• YOUR GOAL: Gather each line of the records where "duration" appears.

• DATA FOR THIS TASK:
....
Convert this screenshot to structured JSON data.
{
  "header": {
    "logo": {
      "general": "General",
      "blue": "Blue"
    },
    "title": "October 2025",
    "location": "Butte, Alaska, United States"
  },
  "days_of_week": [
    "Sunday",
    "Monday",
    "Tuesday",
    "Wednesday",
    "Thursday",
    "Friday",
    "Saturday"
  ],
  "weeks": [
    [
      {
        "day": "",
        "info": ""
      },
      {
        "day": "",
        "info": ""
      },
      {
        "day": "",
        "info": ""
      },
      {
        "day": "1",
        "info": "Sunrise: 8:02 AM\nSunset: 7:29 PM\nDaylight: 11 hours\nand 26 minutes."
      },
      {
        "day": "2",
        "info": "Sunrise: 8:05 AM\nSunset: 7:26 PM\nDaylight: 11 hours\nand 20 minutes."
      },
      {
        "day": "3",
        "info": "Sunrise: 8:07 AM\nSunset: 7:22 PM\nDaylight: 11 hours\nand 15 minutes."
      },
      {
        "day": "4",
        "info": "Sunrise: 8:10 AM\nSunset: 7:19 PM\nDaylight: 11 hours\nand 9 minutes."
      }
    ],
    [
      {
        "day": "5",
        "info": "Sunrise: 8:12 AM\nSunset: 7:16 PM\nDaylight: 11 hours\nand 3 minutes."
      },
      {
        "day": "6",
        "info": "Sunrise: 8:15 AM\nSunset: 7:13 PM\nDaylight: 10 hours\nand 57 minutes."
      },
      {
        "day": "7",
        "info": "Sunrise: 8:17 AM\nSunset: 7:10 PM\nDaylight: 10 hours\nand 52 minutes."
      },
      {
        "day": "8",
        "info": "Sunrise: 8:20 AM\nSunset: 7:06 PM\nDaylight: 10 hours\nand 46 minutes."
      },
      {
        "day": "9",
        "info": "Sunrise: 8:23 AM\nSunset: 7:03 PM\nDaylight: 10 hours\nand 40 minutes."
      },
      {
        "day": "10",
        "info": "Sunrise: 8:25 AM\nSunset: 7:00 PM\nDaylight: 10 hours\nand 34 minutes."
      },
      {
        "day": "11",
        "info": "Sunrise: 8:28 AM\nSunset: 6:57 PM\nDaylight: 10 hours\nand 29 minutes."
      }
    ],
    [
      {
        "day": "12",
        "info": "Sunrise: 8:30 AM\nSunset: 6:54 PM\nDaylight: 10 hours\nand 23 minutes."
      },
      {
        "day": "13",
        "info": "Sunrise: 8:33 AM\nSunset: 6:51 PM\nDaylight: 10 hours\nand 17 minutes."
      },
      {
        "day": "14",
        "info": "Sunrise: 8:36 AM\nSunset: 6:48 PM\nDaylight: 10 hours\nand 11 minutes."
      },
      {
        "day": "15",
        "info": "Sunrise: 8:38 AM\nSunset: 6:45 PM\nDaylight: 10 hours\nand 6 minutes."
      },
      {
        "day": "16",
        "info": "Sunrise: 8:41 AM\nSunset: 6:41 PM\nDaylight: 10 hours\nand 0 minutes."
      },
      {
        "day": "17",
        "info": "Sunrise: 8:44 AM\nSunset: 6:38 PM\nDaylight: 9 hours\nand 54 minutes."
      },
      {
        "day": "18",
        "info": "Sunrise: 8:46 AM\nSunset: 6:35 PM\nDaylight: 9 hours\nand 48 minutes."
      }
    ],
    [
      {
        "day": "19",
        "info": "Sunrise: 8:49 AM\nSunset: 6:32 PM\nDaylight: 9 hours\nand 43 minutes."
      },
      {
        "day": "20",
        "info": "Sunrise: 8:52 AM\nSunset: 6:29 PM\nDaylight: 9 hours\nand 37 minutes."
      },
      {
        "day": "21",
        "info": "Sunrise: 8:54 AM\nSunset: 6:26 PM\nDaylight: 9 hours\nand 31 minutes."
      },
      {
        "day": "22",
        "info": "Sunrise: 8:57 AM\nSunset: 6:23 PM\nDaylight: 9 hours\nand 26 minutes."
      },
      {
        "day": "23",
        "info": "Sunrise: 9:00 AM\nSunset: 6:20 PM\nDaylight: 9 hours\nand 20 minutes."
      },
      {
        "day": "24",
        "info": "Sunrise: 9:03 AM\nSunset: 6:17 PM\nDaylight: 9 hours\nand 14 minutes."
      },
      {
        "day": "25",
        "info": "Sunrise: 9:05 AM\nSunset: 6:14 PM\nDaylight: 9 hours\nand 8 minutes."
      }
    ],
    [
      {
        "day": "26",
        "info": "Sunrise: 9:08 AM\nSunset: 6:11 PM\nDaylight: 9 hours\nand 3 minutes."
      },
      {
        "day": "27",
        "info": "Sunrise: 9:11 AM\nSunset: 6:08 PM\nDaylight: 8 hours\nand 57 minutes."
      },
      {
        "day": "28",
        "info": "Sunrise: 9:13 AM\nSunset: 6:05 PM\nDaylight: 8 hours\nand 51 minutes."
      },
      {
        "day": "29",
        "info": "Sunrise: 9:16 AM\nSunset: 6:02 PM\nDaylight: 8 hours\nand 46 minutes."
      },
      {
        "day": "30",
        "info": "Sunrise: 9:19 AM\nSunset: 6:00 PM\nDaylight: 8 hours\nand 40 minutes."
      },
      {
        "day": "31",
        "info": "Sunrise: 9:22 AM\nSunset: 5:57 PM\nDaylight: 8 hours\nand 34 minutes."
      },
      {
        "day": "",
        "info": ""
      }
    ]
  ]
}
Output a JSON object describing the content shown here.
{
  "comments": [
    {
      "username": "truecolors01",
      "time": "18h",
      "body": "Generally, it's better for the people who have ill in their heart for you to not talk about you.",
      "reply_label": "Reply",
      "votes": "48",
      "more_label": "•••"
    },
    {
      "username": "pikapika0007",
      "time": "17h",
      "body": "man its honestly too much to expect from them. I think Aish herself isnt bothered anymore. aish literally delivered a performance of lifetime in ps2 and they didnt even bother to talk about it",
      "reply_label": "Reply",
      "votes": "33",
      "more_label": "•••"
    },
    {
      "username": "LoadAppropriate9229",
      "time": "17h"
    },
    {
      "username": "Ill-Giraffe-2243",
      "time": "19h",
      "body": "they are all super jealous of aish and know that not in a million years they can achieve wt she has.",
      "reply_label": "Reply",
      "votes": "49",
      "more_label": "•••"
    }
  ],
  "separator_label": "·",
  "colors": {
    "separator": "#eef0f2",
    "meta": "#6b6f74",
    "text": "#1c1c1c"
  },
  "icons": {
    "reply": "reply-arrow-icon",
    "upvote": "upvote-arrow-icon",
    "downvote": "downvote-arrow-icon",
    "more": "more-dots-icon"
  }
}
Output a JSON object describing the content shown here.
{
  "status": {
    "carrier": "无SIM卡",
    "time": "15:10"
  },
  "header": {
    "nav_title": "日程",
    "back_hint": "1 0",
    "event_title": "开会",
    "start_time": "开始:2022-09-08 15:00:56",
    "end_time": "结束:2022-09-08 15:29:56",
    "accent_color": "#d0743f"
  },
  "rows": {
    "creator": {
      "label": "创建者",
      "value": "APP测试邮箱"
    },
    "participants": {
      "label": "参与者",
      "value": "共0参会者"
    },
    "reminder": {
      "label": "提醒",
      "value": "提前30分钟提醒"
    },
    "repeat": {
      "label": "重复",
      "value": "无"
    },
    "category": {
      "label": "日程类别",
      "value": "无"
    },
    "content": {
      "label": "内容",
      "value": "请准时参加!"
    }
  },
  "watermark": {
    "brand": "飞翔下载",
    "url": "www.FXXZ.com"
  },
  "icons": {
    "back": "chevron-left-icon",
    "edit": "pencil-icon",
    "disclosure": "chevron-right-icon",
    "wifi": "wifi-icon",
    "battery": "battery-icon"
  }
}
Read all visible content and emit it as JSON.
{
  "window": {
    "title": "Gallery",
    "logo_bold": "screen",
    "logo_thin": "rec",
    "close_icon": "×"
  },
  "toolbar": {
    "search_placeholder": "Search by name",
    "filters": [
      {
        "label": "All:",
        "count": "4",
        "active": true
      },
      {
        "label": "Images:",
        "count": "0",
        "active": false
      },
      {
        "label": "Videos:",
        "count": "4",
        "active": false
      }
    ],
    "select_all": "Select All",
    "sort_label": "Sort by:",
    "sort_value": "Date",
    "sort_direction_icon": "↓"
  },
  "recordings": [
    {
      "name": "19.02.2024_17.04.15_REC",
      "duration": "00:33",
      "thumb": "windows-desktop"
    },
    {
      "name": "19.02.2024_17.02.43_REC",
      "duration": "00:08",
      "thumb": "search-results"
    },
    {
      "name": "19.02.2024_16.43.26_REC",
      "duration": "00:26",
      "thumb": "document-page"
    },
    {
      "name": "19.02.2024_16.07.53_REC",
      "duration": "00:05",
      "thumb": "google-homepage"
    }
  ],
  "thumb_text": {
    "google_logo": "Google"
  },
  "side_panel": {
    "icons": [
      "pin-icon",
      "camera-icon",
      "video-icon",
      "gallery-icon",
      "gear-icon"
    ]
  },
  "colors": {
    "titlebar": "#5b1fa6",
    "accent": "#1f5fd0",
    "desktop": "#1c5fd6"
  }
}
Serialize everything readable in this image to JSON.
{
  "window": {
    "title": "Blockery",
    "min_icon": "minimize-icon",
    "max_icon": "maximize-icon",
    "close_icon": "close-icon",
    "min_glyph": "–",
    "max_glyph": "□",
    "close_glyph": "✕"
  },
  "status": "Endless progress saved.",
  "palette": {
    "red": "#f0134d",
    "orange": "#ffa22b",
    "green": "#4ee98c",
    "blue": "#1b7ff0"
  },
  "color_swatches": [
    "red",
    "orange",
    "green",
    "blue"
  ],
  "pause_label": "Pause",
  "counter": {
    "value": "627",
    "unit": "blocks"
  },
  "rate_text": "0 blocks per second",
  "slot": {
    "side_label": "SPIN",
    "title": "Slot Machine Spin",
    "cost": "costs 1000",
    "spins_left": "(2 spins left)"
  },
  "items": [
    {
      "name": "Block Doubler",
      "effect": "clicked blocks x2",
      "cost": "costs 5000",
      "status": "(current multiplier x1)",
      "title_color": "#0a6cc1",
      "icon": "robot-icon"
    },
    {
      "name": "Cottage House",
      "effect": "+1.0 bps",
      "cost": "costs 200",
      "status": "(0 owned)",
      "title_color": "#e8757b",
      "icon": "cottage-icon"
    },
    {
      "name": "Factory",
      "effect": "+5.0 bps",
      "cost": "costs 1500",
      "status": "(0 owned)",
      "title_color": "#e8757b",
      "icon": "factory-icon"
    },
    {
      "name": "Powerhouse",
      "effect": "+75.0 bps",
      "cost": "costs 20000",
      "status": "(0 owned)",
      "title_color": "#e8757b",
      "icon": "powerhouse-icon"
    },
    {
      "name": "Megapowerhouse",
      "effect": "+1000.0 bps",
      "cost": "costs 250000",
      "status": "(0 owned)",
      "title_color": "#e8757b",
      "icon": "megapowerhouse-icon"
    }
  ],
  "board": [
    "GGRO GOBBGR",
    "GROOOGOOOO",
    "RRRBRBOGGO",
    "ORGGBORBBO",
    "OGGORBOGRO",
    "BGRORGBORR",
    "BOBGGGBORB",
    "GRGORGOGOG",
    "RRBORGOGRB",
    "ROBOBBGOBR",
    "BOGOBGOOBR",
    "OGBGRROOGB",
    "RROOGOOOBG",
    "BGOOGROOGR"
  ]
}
....
• RESULT OF THIS TASK:
      "duration": "00:33",
      "duration": "00:08",
      "duration": "00:26",
      "duration": "00:05",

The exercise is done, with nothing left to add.